▸ **Task material**
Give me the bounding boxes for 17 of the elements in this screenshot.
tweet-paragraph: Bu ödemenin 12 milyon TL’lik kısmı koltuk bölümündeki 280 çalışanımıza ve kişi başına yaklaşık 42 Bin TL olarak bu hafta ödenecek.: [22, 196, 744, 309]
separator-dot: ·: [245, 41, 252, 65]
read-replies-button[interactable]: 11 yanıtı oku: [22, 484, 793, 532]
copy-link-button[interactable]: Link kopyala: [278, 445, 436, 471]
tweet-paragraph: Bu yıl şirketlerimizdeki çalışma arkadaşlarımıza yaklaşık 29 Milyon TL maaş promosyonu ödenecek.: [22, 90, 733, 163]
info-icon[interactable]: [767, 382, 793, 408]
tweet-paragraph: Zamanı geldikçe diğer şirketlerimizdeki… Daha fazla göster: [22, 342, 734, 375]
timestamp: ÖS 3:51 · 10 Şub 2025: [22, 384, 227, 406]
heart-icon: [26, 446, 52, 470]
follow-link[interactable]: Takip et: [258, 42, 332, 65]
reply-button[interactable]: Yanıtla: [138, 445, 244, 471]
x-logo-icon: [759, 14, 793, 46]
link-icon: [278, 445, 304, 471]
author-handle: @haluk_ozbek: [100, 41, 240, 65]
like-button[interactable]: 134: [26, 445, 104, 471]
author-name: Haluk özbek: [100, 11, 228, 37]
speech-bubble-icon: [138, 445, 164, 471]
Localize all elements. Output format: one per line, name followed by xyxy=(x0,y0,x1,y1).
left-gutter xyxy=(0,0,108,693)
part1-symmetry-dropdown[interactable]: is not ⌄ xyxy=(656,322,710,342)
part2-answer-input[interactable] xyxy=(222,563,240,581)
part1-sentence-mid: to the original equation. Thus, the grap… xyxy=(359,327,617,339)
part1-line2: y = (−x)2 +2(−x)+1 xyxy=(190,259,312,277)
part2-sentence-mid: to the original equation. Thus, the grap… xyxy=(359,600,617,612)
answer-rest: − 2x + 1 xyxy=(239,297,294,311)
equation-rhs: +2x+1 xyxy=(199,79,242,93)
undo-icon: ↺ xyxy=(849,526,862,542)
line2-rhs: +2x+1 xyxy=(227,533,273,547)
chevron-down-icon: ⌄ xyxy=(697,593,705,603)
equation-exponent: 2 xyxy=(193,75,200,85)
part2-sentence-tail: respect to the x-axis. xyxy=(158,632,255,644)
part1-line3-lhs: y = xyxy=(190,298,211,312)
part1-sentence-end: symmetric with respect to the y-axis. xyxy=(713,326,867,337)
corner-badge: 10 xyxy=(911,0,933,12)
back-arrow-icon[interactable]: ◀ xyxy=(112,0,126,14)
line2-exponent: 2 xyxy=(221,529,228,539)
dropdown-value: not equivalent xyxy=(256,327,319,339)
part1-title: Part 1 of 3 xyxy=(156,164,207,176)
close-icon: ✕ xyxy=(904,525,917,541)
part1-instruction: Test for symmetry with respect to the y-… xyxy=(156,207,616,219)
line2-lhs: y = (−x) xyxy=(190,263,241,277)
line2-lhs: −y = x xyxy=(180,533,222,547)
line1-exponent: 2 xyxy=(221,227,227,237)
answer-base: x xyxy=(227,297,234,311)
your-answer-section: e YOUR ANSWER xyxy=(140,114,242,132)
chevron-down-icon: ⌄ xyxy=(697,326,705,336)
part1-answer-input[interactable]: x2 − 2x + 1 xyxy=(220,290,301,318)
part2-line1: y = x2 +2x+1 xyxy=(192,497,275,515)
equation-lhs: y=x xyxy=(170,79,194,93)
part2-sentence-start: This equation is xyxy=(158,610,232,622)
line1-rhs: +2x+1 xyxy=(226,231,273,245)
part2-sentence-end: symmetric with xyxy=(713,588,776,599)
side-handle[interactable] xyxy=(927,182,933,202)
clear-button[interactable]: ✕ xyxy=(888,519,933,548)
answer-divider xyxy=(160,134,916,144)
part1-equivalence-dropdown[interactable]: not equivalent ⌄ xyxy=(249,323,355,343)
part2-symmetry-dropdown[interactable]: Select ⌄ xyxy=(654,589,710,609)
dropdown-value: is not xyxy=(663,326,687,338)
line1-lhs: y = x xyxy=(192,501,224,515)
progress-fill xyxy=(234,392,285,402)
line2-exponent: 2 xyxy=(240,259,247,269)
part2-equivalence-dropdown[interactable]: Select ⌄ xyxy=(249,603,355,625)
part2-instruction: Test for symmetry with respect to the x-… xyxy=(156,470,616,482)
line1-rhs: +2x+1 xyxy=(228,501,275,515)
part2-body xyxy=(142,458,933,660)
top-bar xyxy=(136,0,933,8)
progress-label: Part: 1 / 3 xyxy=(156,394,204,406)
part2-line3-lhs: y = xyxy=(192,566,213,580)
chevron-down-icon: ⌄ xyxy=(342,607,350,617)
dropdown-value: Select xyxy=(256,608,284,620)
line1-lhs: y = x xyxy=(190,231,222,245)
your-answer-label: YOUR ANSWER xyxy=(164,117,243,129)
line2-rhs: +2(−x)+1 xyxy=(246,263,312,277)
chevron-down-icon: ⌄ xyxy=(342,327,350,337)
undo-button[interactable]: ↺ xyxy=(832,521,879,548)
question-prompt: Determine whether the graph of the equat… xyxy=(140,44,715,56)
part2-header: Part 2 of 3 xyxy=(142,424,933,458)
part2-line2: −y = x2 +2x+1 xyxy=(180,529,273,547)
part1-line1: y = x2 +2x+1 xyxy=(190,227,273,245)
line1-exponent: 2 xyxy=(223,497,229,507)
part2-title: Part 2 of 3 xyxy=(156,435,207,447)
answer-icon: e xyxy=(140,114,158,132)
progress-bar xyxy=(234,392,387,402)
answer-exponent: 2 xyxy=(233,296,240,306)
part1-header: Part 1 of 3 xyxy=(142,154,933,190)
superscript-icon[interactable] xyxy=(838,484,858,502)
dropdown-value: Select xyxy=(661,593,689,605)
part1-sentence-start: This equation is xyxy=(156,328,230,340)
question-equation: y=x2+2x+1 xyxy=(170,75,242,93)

▸ **Written task**
In the items above, swap every "chevron-down-icon" for "dropdown-arrow-icon" and write the lines out again with nothing else changed.

▸ **Written solution**
Give me the bounding boxes for 17 of the elements in this screenshot.
tweet-paragraph: Bu ödemenin 12 milyon TL’lik kısmı koltuk bölümündeki 280 çalışanımıza ve kişi başına yaklaşık 42 Bin TL olarak bu hafta ödenecek.: [22, 196, 744, 309]
separator-dot: ·: [245, 41, 252, 65]
read-replies-button[interactable]: 11 yanıtı oku: [22, 484, 793, 532]
copy-link-button[interactable]: Link kopyala: [278, 445, 436, 471]
tweet-paragraph: Bu yıl şirketlerimizdeki çalışma arkadaşlarımıza yaklaşık 29 Milyon TL maaş promosyonu ödenecek.: [22, 90, 733, 163]
info-icon[interactable]: [767, 382, 793, 408]
tweet-paragraph: Zamanı geldikçe diğer şirketlerimizdeki… Daha fazla göster: [22, 342, 734, 375]
timestamp: ÖS 3:51 · 10 Şub 2025: [22, 384, 227, 406]
heart-icon: [26, 446, 52, 470]
follow-link[interactable]: Takip et: [258, 42, 332, 65]
reply-button[interactable]: Yanıtla: [138, 445, 244, 471]
x-logo-icon: [759, 14, 793, 46]
link-icon: [278, 445, 304, 471]
author-handle: @haluk_ozbek: [100, 41, 240, 65]
like-button[interactable]: 134: [26, 445, 104, 471]
author-name: Haluk özbek: [100, 11, 228, 37]
speech-bubble-icon: [138, 445, 164, 471]
Localize all elements. Output format: one per line, name followed by xyxy=(x0,y0,x1,y1).
left-gutter xyxy=(0,0,108,693)
part1-symmetry-dropdown[interactable]: is not ⌄ xyxy=(656,322,710,342)
part2-answer-input[interactable] xyxy=(222,563,240,581)
part1-sentence-mid: to the original equation. Thus, the grap… xyxy=(359,327,617,339)
part1-line2: y = (−x)2 +2(−x)+1 xyxy=(190,259,312,277)
part2-sentence-mid: to the original equation. Thus, the grap… xyxy=(359,600,617,612)
answer-rest: − 2x + 1 xyxy=(239,297,294,311)
equation-rhs: +2x+1 xyxy=(199,79,242,93)
undo-icon: ↺ xyxy=(849,526,862,542)
line2-rhs: +2x+1 xyxy=(227,533,273,547)
dropdown-arrow-icon: ⌄ xyxy=(697,593,705,603)
equation-exponent: 2 xyxy=(193,75,200,85)
part2-sentence-tail: respect to the x-axis. xyxy=(158,632,255,644)
part1-line3-lhs: y = xyxy=(190,298,211,312)
part1-sentence-end: symmetric with respect to the y-axis. xyxy=(713,326,867,337)
corner-badge: 10 xyxy=(911,0,933,12)
back-arrow-icon[interactable]: ◀ xyxy=(112,0,126,14)
line2-exponent: 2 xyxy=(221,529,228,539)
dropdown-value: not equivalent xyxy=(256,327,319,339)
part1-title: Part 1 of 3 xyxy=(156,164,207,176)
close-icon: ✕ xyxy=(904,525,917,541)
part1-instruction: Test for symmetry with respect to the y-… xyxy=(156,207,616,219)
line2-lhs: y = (−x) xyxy=(190,263,241,277)
line2-lhs: −y = x xyxy=(180,533,222,547)
line1-exponent: 2 xyxy=(221,227,227,237)
answer-base: x xyxy=(227,297,234,311)
your-answer-section: e YOUR ANSWER xyxy=(140,114,242,132)
dropdown-arrow-icon: ⌄ xyxy=(697,326,705,336)
part1-answer-input[interactable]: x2 − 2x + 1 xyxy=(220,290,301,318)
part2-line1: y = x2 +2x+1 xyxy=(192,497,275,515)
equation-lhs: y=x xyxy=(170,79,194,93)
part2-sentence-start: This equation is xyxy=(158,610,232,622)
line1-rhs: +2x+1 xyxy=(226,231,273,245)
part2-sentence-end: symmetric with xyxy=(713,588,776,599)
side-handle[interactable] xyxy=(927,182,933,202)
clear-button[interactable]: ✕ xyxy=(888,519,933,548)
answer-divider xyxy=(160,134,916,144)
part1-equivalence-dropdown[interactable]: not equivalent ⌄ xyxy=(249,323,355,343)
part2-symmetry-dropdown[interactable]: Select ⌄ xyxy=(654,589,710,609)
dropdown-value: is not xyxy=(663,326,687,338)
line1-lhs: y = x xyxy=(192,501,224,515)
progress-fill xyxy=(234,392,285,402)
line2-exponent: 2 xyxy=(240,259,247,269)
part2-equivalence-dropdown[interactable]: Select ⌄ xyxy=(249,603,355,625)
part2-instruction: Test for symmetry with respect to the x-… xyxy=(156,470,616,482)
line1-rhs: +2x+1 xyxy=(228,501,275,515)
part2-body xyxy=(142,458,933,660)
top-bar xyxy=(136,0,933,8)
progress-label: Part: 1 / 3 xyxy=(156,394,204,406)
part2-line3-lhs: y = xyxy=(192,566,213,580)
dropdown-arrow-icon: ⌄ xyxy=(342,607,350,617)
dropdown-value: Select xyxy=(256,608,284,620)
line1-lhs: y = x xyxy=(190,231,222,245)
your-answer-label: YOUR ANSWER xyxy=(164,117,243,129)
line2-rhs: +2(−x)+1 xyxy=(246,263,312,277)
dropdown-arrow-icon: ⌄ xyxy=(342,327,350,337)
undo-button[interactable]: ↺ xyxy=(832,521,879,548)
question-prompt: Determine whether the graph of the equat… xyxy=(140,44,715,56)
part2-header: Part 2 of 3 xyxy=(142,424,933,458)
part2-line2: −y = x2 +2x+1 xyxy=(180,529,273,547)
part1-line1: y = x2 +2x+1 xyxy=(190,227,273,245)
line1-exponent: 2 xyxy=(223,497,229,507)
part2-title: Part 2 of 3 xyxy=(156,435,207,447)
answer-icon: e xyxy=(140,114,158,132)
progress-bar xyxy=(234,392,387,402)
answer-exponent: 2 xyxy=(233,296,240,306)
part1-header: Part 1 of 3 xyxy=(142,154,933,190)
superscript-icon[interactable] xyxy=(838,484,858,502)
dropdown-value: Select xyxy=(661,593,689,605)
part1-sentence-start: This equation is xyxy=(156,328,230,340)
question-equation: y=x2+2x+1 xyxy=(170,75,242,93)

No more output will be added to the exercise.